>> begin
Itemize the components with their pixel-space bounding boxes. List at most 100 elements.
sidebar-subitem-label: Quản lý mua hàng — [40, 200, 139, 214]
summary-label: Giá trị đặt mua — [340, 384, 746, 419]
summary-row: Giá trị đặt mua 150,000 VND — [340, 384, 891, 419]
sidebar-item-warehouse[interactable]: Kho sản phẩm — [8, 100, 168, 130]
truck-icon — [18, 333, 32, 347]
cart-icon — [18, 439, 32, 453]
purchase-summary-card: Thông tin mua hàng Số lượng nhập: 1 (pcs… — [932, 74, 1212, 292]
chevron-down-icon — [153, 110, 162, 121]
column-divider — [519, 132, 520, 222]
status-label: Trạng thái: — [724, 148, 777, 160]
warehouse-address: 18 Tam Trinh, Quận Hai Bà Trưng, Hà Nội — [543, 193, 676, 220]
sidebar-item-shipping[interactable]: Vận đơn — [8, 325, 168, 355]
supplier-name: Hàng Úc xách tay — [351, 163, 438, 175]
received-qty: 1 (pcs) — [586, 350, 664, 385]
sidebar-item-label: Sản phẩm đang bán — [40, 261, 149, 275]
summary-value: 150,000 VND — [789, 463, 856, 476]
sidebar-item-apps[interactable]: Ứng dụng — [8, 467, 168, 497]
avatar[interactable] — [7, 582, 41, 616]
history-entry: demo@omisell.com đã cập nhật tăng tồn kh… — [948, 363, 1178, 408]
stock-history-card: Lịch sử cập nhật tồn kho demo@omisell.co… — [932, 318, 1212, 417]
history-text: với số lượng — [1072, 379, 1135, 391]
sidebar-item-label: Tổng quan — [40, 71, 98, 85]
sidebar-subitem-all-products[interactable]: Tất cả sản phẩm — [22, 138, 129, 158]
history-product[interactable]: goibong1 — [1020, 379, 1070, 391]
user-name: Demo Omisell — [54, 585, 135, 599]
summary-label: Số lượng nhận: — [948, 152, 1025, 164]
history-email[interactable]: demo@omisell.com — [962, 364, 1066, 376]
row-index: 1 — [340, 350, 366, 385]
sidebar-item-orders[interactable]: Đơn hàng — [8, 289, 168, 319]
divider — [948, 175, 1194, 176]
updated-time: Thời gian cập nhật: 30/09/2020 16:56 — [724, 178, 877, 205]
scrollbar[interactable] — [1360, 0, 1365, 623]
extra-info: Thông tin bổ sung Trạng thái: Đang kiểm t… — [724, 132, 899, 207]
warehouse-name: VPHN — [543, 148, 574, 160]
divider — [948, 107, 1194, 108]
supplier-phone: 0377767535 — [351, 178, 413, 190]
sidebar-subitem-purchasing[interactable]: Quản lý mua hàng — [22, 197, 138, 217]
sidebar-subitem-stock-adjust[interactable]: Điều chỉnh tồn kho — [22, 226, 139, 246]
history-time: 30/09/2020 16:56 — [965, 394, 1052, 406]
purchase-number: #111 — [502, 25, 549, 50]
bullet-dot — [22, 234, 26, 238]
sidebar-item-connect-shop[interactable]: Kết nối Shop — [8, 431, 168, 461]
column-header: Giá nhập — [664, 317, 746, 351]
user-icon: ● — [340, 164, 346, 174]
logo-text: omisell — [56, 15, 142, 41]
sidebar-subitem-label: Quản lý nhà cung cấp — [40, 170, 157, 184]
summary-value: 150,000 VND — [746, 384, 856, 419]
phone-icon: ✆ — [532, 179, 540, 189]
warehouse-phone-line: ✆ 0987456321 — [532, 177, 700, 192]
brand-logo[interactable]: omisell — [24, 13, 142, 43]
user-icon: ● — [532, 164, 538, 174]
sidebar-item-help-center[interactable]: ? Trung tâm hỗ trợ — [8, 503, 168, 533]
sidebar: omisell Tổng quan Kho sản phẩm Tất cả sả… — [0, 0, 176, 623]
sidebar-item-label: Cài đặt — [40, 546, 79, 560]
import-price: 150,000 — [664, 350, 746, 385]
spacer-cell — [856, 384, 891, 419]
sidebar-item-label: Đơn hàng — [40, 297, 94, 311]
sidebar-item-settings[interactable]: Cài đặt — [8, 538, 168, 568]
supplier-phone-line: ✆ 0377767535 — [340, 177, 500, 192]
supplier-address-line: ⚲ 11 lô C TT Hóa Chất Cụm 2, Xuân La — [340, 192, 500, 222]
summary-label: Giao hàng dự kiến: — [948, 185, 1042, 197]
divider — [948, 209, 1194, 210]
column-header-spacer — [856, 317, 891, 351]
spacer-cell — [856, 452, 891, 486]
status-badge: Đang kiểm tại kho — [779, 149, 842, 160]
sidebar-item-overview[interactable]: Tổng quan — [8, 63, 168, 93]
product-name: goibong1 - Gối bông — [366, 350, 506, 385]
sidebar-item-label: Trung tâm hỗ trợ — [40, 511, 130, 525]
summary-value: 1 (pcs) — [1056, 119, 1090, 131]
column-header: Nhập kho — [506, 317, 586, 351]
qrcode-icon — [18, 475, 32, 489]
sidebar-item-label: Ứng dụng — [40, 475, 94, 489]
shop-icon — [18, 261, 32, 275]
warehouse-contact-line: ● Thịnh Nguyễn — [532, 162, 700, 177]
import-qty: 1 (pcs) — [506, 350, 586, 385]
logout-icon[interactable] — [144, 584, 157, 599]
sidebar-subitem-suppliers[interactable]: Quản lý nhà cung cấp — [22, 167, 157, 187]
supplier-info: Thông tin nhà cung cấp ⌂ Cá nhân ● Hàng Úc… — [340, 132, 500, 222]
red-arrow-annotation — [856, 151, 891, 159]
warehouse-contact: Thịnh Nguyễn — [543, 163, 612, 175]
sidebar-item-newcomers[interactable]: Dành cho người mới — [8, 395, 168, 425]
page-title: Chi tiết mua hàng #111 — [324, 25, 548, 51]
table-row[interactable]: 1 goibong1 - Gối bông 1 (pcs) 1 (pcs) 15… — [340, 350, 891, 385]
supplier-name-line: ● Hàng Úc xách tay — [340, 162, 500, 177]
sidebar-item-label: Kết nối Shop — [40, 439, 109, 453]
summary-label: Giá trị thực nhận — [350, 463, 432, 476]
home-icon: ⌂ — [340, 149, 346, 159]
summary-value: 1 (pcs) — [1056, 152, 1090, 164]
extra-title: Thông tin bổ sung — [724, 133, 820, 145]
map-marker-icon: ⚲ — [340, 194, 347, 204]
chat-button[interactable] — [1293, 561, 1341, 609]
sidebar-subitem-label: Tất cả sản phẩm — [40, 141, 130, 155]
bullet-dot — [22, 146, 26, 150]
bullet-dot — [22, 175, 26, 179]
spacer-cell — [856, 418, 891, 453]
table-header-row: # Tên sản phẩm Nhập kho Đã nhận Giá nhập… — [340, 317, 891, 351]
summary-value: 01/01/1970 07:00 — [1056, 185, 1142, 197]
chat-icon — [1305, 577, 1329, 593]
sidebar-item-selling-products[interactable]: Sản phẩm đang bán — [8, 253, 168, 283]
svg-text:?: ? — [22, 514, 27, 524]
>> end
-- REQUIREMENT --
Please copy the material above line for line, changing nothing.

-- RESPONSE TO THE TASK --
Itemize the components with their pixel-space bounding boxes. List at most 100 elements.
sidebar-subitem-label: Quản lý mua hàng — [40, 200, 139, 214]
summary-label: Giá trị đặt mua — [340, 384, 746, 419]
summary-row: Giá trị đặt mua 150,000 VND — [340, 384, 891, 419]
sidebar-item-warehouse[interactable]: Kho sản phẩm — [8, 100, 168, 130]
truck-icon — [18, 333, 32, 347]
cart-icon — [18, 439, 32, 453]
purchase-summary-card: Thông tin mua hàng Số lượng nhập: 1 (pcs… — [932, 74, 1212, 292]
chevron-down-icon — [153, 110, 162, 121]
column-divider — [519, 132, 520, 222]
status-label: Trạng thái: — [724, 148, 777, 160]
warehouse-address: 18 Tam Trinh, Quận Hai Bà Trưng, Hà Nội — [543, 193, 676, 220]
sidebar-item-shipping[interactable]: Vận đơn — [8, 325, 168, 355]
supplier-name: Hàng Úc xách tay — [351, 163, 438, 175]
received-qty: 1 (pcs) — [586, 350, 664, 385]
sidebar-item-label: Sản phẩm đang bán — [40, 261, 149, 275]
summary-value: 150,000 VND — [789, 463, 856, 476]
sidebar-item-apps[interactable]: Ứng dụng — [8, 467, 168, 497]
avatar[interactable] — [7, 582, 41, 616]
history-entry: demo@omisell.com đã cập nhật tăng tồn kh… — [948, 363, 1178, 408]
stock-history-card: Lịch sử cập nhật tồn kho demo@omisell.co… — [932, 318, 1212, 417]
history-text: với số lượng — [1072, 379, 1135, 391]
sidebar-item-label: Tổng quan — [40, 71, 98, 85]
sidebar-subitem-all-products[interactable]: Tất cả sản phẩm — [22, 138, 129, 158]
history-product[interactable]: goibong1 — [1020, 379, 1070, 391]
user-name: Demo Omisell — [54, 585, 135, 599]
summary-label: Số lượng nhận: — [948, 152, 1025, 164]
history-email[interactable]: demo@omisell.com — [962, 364, 1066, 376]
row-index: 1 — [340, 350, 366, 385]
sidebar-item-orders[interactable]: Đơn hàng — [8, 289, 168, 319]
divider — [948, 175, 1194, 176]
updated-time: Thời gian cập nhật: 30/09/2020 16:56 — [724, 178, 877, 205]
scrollbar[interactable] — [1360, 0, 1365, 623]
extra-info: Thông tin bổ sung Trạng thái: Đang kiểm t… — [724, 132, 899, 207]
warehouse-name: VPHN — [543, 148, 574, 160]
divider — [948, 107, 1194, 108]
supplier-phone: 0377767535 — [351, 178, 413, 190]
sidebar-subitem-purchasing[interactable]: Quản lý mua hàng — [22, 197, 138, 217]
sidebar-subitem-stock-adjust[interactable]: Điều chỉnh tồn kho — [22, 226, 139, 246]
history-time: 30/09/2020 16:56 — [965, 394, 1052, 406]
purchase-number: #111 — [502, 25, 549, 50]
bullet-dot — [22, 234, 26, 238]
sidebar-item-connect-shop[interactable]: Kết nối Shop — [8, 431, 168, 461]
column-header: Giá nhập — [664, 317, 746, 351]
user-icon: ● — [340, 164, 346, 174]
logo-text: omisell — [56, 15, 142, 41]
sidebar-subitem-label: Quản lý nhà cung cấp — [40, 170, 157, 184]
summary-value: 150,000 VND — [746, 384, 856, 419]
phone-icon: ✆ — [532, 179, 540, 189]
warehouse-phone-line: ✆ 0987456321 — [532, 177, 700, 192]
brand-logo[interactable]: omisell — [24, 13, 142, 43]
user-icon: ● — [532, 164, 538, 174]
sidebar-item-help-center[interactable]: ? Trung tâm hỗ trợ — [8, 503, 168, 533]
sidebar: omisell Tổng quan Kho sản phẩm Tất cả sả… — [0, 0, 176, 623]
sidebar-item-label: Cài đặt — [40, 546, 79, 560]
import-price: 150,000 — [664, 350, 746, 385]
spacer-cell — [856, 384, 891, 419]
sidebar-item-label: Đơn hàng — [40, 297, 94, 311]
sidebar-item-settings[interactable]: Cài đặt — [8, 538, 168, 568]
supplier-phone-line: ✆ 0377767535 — [340, 177, 500, 192]
supplier-address-line: ⚲ 11 lô C TT Hóa Chất Cụm 2, Xuân La — [340, 192, 500, 222]
summary-label: Giao hàng dự kiến: — [948, 185, 1042, 197]
divider — [948, 209, 1194, 210]
column-header-spacer — [856, 317, 891, 351]
spacer-cell — [856, 452, 891, 486]
status-badge: Đang kiểm tại kho — [779, 149, 842, 160]
sidebar-item-overview[interactable]: Tổng quan — [8, 63, 168, 93]
product-name: goibong1 - Gối bông — [366, 350, 506, 385]
sidebar-item-label: Trung tâm hỗ trợ — [40, 511, 130, 525]
summary-value: 1 (pcs) — [1056, 119, 1090, 131]
column-header: Nhập kho — [506, 317, 586, 351]
qrcode-icon — [18, 475, 32, 489]
sidebar-item-label: Ứng dụng — [40, 475, 94, 489]
shop-icon — [18, 261, 32, 275]
warehouse-contact-line: ● Thịnh Nguyễn — [532, 162, 700, 177]
import-qty: 1 (pcs) — [506, 350, 586, 385]
logout-icon[interactable] — [144, 584, 157, 599]
sidebar-subitem-suppliers[interactable]: Quản lý nhà cung cấp — [22, 167, 157, 187]
supplier-info: Thông tin nhà cung cấp ⌂ Cá nhân ● Hàng Úc… — [340, 132, 500, 222]
red-arrow-annotation — [856, 151, 891, 159]
warehouse-contact: Thịnh Nguyễn — [543, 163, 612, 175]
sidebar-item-newcomers[interactable]: Dành cho người mới — [8, 395, 168, 425]
page-title: Chi tiết mua hàng #111 — [324, 25, 548, 51]
table-row[interactable]: 1 goibong1 - Gối bông 1 (pcs) 1 (pcs) 15… — [340, 350, 891, 385]
supplier-name-line: ● Hàng Úc xách tay — [340, 162, 500, 177]
sidebar-item-label: Kết nối Shop — [40, 439, 109, 453]
summary-label: Giá trị thực nhận — [350, 463, 432, 476]
home-icon: ⌂ — [340, 149, 346, 159]
summary-value: 1 (pcs) — [1056, 152, 1090, 164]
extra-title: Thông tin bổ sung — [724, 133, 820, 145]
map-marker-icon: ⚲ — [340, 194, 347, 204]
chat-button[interactable] — [1293, 561, 1341, 609]
sidebar-subitem-label: Tất cả sản phẩm — [40, 141, 130, 155]
bullet-dot — [22, 146, 26, 150]
bullet-dot — [22, 175, 26, 179]
spacer-cell — [856, 418, 891, 453]
table-header-row: # Tên sản phẩm Nhập kho Đã nhận Giá nhập… — [340, 317, 891, 351]
summary-value: 01/01/1970 07:00 — [1056, 185, 1142, 197]
chat-icon — [1305, 577, 1329, 593]
sidebar-item-selling-products[interactable]: Sản phẩm đang bán — [8, 253, 168, 283]
svg-text:?: ? — [22, 514, 27, 524]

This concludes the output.